### DATA TO PROCESS

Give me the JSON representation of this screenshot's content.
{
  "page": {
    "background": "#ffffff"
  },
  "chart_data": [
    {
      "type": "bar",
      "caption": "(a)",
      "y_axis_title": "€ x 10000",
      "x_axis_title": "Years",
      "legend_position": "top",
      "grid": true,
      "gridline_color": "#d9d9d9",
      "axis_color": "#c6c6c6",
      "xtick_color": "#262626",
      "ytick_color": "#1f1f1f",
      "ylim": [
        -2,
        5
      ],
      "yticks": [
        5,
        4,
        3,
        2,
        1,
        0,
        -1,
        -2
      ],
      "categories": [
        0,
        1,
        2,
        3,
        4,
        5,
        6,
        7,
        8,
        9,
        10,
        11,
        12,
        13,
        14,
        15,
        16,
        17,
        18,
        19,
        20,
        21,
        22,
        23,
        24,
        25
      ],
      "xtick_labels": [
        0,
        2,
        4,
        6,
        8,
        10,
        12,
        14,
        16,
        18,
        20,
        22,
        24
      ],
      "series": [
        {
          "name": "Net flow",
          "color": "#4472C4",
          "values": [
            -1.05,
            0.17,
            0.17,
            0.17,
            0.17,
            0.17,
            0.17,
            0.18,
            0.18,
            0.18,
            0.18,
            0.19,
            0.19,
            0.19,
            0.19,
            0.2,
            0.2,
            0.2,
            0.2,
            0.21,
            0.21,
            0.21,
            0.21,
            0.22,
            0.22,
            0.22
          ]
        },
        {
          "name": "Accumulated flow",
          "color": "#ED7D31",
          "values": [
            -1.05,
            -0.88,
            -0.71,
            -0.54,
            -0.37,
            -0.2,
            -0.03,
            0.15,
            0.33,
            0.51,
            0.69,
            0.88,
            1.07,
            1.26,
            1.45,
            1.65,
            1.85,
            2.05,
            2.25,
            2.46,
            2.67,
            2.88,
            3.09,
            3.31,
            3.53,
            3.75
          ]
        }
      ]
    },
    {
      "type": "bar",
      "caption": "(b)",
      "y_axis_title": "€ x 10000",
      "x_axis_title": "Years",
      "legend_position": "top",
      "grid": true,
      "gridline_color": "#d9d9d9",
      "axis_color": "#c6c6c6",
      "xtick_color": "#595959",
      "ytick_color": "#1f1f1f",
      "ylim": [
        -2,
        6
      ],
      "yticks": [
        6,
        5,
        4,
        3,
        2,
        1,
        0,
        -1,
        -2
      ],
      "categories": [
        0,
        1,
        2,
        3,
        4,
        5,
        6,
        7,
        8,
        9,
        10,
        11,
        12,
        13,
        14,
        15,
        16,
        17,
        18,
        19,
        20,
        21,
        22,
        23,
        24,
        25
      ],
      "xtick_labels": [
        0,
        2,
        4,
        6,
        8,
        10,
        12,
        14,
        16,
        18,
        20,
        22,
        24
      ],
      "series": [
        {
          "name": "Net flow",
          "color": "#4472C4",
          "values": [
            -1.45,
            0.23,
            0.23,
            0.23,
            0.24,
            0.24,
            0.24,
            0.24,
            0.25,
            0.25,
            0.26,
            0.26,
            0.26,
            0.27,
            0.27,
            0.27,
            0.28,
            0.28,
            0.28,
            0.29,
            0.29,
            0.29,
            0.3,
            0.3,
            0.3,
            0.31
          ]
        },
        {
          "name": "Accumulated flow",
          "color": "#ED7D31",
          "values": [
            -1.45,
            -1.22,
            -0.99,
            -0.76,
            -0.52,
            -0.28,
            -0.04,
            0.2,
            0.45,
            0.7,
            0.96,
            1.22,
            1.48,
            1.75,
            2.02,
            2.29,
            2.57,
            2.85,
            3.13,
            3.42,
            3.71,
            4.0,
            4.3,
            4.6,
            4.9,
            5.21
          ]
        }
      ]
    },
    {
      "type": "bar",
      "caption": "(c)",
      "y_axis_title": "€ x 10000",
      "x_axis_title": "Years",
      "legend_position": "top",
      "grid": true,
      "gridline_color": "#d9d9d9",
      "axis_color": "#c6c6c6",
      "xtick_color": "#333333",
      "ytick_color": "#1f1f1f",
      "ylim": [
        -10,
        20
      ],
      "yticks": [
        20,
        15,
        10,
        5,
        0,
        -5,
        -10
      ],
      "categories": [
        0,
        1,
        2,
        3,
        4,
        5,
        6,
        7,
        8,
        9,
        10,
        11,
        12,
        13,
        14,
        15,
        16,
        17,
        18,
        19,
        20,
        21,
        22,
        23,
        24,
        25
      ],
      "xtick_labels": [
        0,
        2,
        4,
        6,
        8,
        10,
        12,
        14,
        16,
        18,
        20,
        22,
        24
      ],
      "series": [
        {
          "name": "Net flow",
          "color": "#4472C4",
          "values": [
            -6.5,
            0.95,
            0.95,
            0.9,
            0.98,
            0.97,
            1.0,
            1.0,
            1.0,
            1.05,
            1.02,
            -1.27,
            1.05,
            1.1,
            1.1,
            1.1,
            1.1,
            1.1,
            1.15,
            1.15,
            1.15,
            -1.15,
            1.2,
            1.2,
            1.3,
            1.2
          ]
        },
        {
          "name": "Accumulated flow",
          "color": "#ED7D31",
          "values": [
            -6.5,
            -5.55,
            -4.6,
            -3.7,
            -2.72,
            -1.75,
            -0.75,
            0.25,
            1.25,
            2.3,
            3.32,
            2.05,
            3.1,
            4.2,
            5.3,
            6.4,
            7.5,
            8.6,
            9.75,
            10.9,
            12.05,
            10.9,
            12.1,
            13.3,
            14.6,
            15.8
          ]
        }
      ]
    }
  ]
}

######

WHAT YOU SHOULD DO => What do the records say? Quote them all exactly.

RESPONSE =>
Give me the JSON representation of this screenshot's content.
{
  "page": {
    "background": "#ffffff"
  },
  "chart_data": [
    {
      "type": "bar",
      "caption": "(a)",
      "y_axis_title": "€ x 10000",
      "x_axis_title": "Years",
      "legend_position": "top",
      "grid": true,
      "gridline_color": "#d9d9d9",
      "axis_color": "#c6c6c6",
      "xtick_color": "#262626",
      "ytick_color": "#1f1f1f",
      "ylim": [
        -2,
        5
      ],
      "yticks": [
        5,
        4,
        3,
        2,
        1,
        0,
        -1,
        -2
      ],
      "categories": [
        0,
        1,
        2,
        3,
        4,
        5,
        6,
        7,
        8,
        9,
        10,
        11,
        12,
        13,
        14,
        15,
        16,
        17,
        18,
        19,
        20,
        21,
        22,
        23,
        24,
        25
      ],
      "xtick_labels": [
        0,
        2,
        4,
        6,
        8,
        10,
        12,
        14,
        16,
        18,
        20,
        22,
        24
      ],
      "series": [
        {
          "name": "Net flow",
          "color": "#4472C4",
          "values": [
            -1.05,
            0.17,
            0.17,
            0.17,
            0.17,
            0.17,
            0.17,
            0.18,
            0.18,
            0.18,
            0.18,
            0.19,
            0.19,
            0.19,
            0.19,
            0.2,
            0.2,
            0.2,
            0.2,
            0.21,
            0.21,
            0.21,
            0.21,
            0.22,
            0.22,
            0.22
          ]
        },
        {
          "name": "Accumulated flow",
          "color": "#ED7D31",
          "values": [
            -1.05,
            -0.88,
            -0.71,
            -0.54,
            -0.37,
            -0.2,
            -0.03,
            0.15,
            0.33,
            0.51,
            0.69,
            0.88,
            1.07,
            1.26,
            1.45,
            1.65,
            1.85,
            2.05,
            2.25,
            2.46,
            2.67,
            2.88,
            3.09,
            3.31,
            3.53,
            3.75
          ]
        }
      ]
    },
    {
      "type": "bar",
      "caption": "(b)",
      "y_axis_title": "€ x 10000",
      "x_axis_title": "Years",
      "legend_position": "top",
      "grid": true,
      "gridline_color": "#d9d9d9",
      "axis_color": "#c6c6c6",
      "xtick_color": "#595959",
      "ytick_color": "#1f1f1f",
      "ylim": [
        -2,
        6
      ],
      "yticks": [
        6,
        5,
        4,
        3,
        2,
        1,
        0,
        -1,
        -2
      ],
      "categories": [
        0,
        1,
        2,
        3,
        4,
        5,
        6,
        7,
        8,
        9,
        10,
        11,
        12,
        13,
        14,
        15,
        16,
        17,
        18,
        19,
        20,
        21,
        22,
        23,
        24,
        25
      ],
      "xtick_labels": [
        0,
        2,
        4,
        6,
        8,
        10,
        12,
        14,
        16,
        18,
        20,
        22,
        24
      ],
      "series": [
        {
          "name": "Net flow",
          "color": "#4472C4",
          "values": [
            -1.45,
            0.23,
            0.23,
            0.23,
            0.24,
            0.24,
            0.24,
            0.24,
            0.25,
            0.25,
            0.26,
            0.26,
            0.26,
            0.27,
            0.27,
            0.27,
            0.28,
            0.28,
            0.28,
            0.29,
            0.29,
            0.29,
            0.3,
            0.3,
            0.3,
            0.31
          ]
        },
        {
          "name": "Accumulated flow",
          "color": "#ED7D31",
          "values": [
            -1.45,
            -1.22,
            -0.99,
            -0.76,
            -0.52,
            -0.28,
            -0.04,
            0.2,
            0.45,
            0.7,
            0.96,
            1.22,
            1.48,
            1.75,
            2.02,
            2.29,
            2.57,
            2.85,
            3.13,
            3.42,
            3.71,
            4.0,
            4.3,
            4.6,
            4.9,
            5.21
          ]
        }
      ]
    },
    {
      "type": "bar",
      "caption": "(c)",
      "y_axis_title": "€ x 10000",
      "x_axis_title": "Years",
      "legend_position": "top",
      "grid": true,
      "gridline_color": "#d9d9d9",
      "axis_color": "#c6c6c6",
      "xtick_color": "#333333",
      "ytick_color": "#1f1f1f",
      "ylim": [
        -10,
        20
      ],
      "yticks": [
        20,
        15,
        10,
        5,
        0,
        -5,
        -10
      ],
      "categories": [
        0,
        1,
        2,
        3,
        4,
        5,
        6,
        7,
        8,
        9,
        10,
        11,
        12,
        13,
        14,
        15,
        16,
        17,
        18,
        19,
        20,
        21,
        22,
        23,
        24,
        25
      ],
      "xtick_labels": [
        0,
        2,
        4,
        6,
        8,
        10,
        12,
        14,
        16,
        18,
        20,
        22,
        24
      ],
      "series": [
        {
          "name": "Net flow",
          "color": "#4472C4",
          "values": [
            -6.5,
            0.95,
            0.95,
            0.9,
            0.98,
            0.97,
            1.0,
            1.0,
            1.0,
            1.05,
            1.02,
            -1.27,
            1.05,
            1.1,
            1.1,
            1.1,
            1.1,
            1.1,
            1.15,
            1.15,
            1.15,
            -1.15,
            1.2,
            1.2,
            1.3,
            1.2
          ]
        },
        {
          "name": "Accumulated flow",
          "color": "#ED7D31",
          "values": [
            -6.5,
            -5.55,
            -4.6,
            -3.7,
            -2.72,
            -1.75,
            -0.75,
            0.25,
            1.25,
            2.3,
            3.32,
            2.05,
            3.1,
            4.2,
            5.3,
            6.4,
            7.5,
            8.6,
            9.75,
            10.9,
            12.05,
            10.9,
            12.1,
            13.3,
            14.6,
            15.8
          ]
        }
      ]
    }
  ]
}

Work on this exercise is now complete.